=== TASK REQUIREMENTS ===
Omit images. Retype all entries verbatim.
>>
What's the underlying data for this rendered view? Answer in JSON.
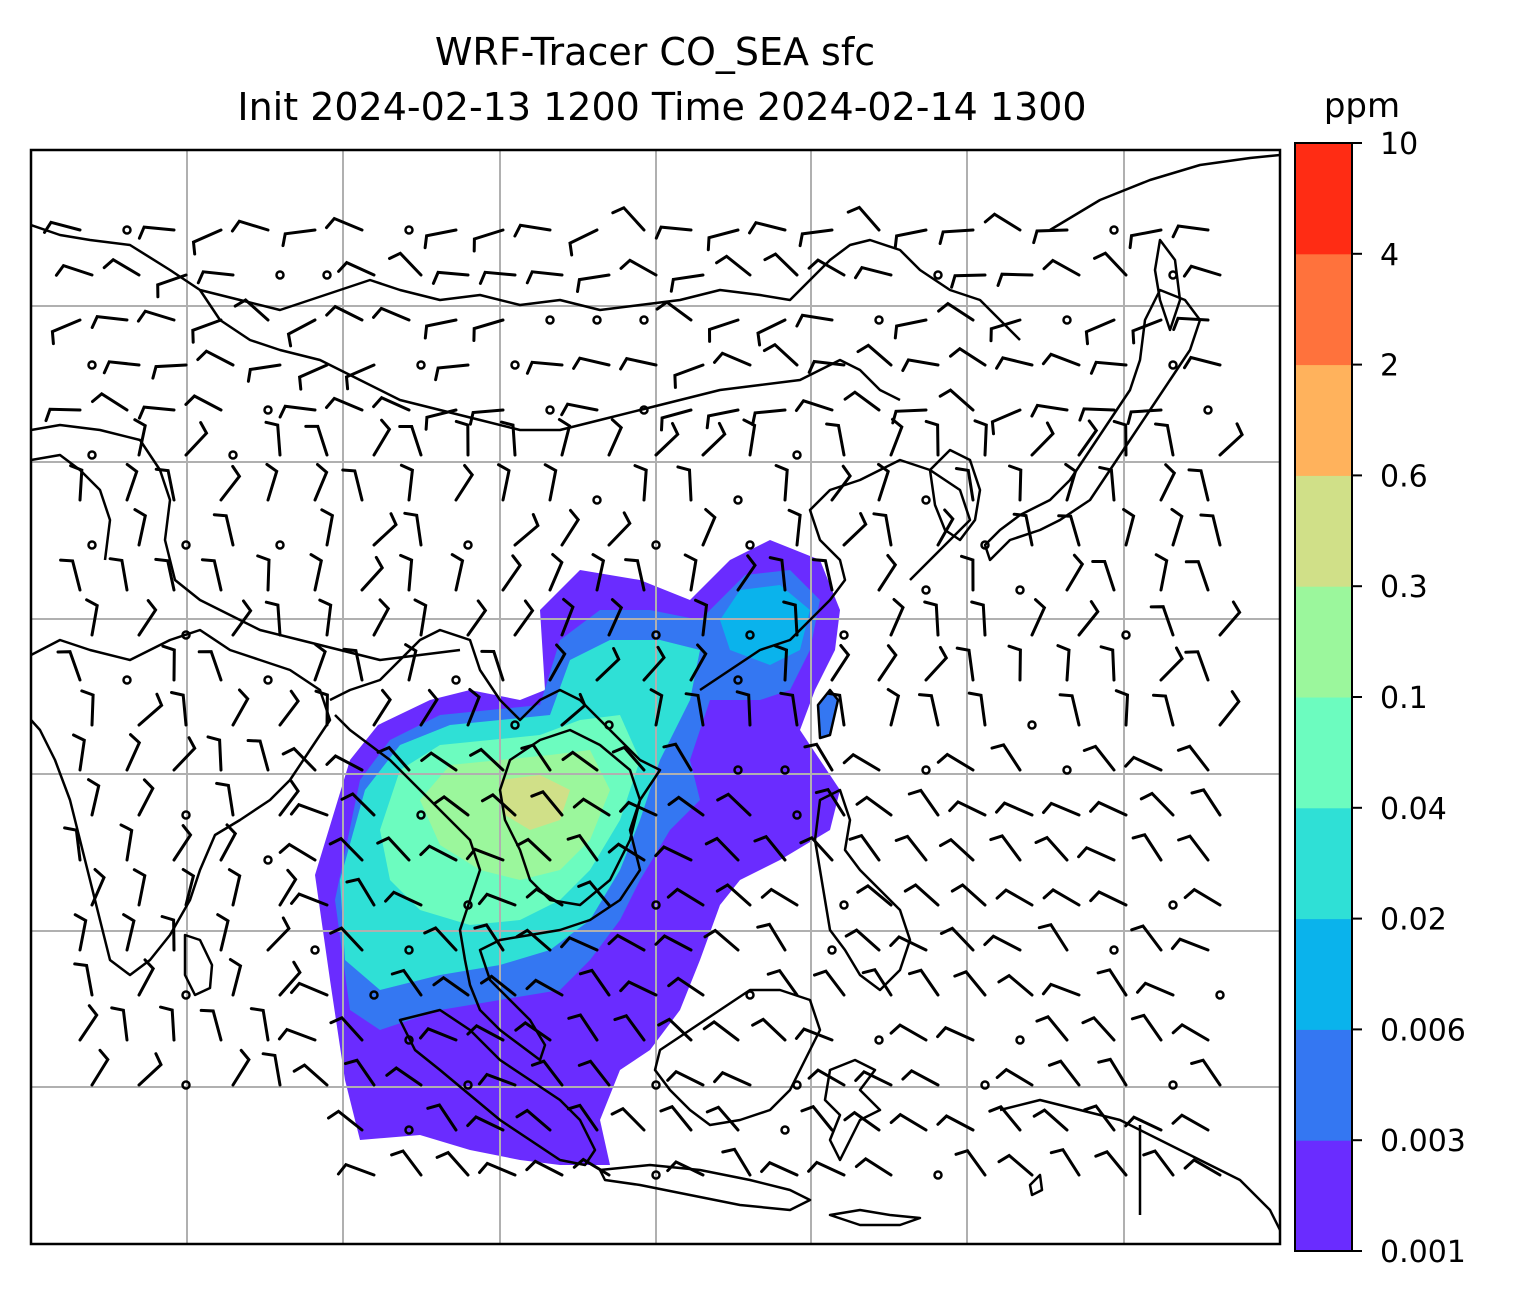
{
  "title": {
    "line1": "WRF-Tracer CO_SEA sfc",
    "line2": "Init 2024-02-13 1200 Time 2024-02-14 1300"
  },
  "colorbar": {
    "unit": "ppm",
    "levels": [
      "0.001",
      "0.003",
      "0.006",
      "0.02",
      "0.04",
      "0.1",
      "0.3",
      "0.6",
      "2",
      "4",
      "10"
    ],
    "colors": [
      "#6a2cff",
      "#3477f2",
      "#0ab3ec",
      "#2fe0d6",
      "#6cfcbf",
      "#9bf79c",
      "#d0e088",
      "#ffb25c",
      "#ff723c",
      "#ff2c14"
    ]
  },
  "map": {
    "coastline_color": "#000000",
    "gridline_color": "#b0b0b0",
    "barb_color": "#000000"
  }
}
<<
=== RESULT FOR THIS EXERCISE ===
What's the underlying data for this rendered view? Answer in JSON.
{
  "title": {
    "line1": "WRF-Tracer CO_SEA sfc",
    "line2": "Init 2024-02-13 1200 Time 2024-02-14 1300"
  },
  "colorbar": {
    "unit": "ppm",
    "levels": [
      "0.001",
      "0.003",
      "0.006",
      "0.02",
      "0.04",
      "0.1",
      "0.3",
      "0.6",
      "2",
      "4",
      "10"
    ],
    "colors": [
      "#6a2cff",
      "#3477f2",
      "#0ab3ec",
      "#2fe0d6",
      "#6cfcbf",
      "#9bf79c",
      "#d0e088",
      "#ffb25c",
      "#ff723c",
      "#ff2c14"
    ]
  },
  "map": {
    "coastline_color": "#000000",
    "gridline_color": "#b0b0b0",
    "barb_color": "#000000"
  }
}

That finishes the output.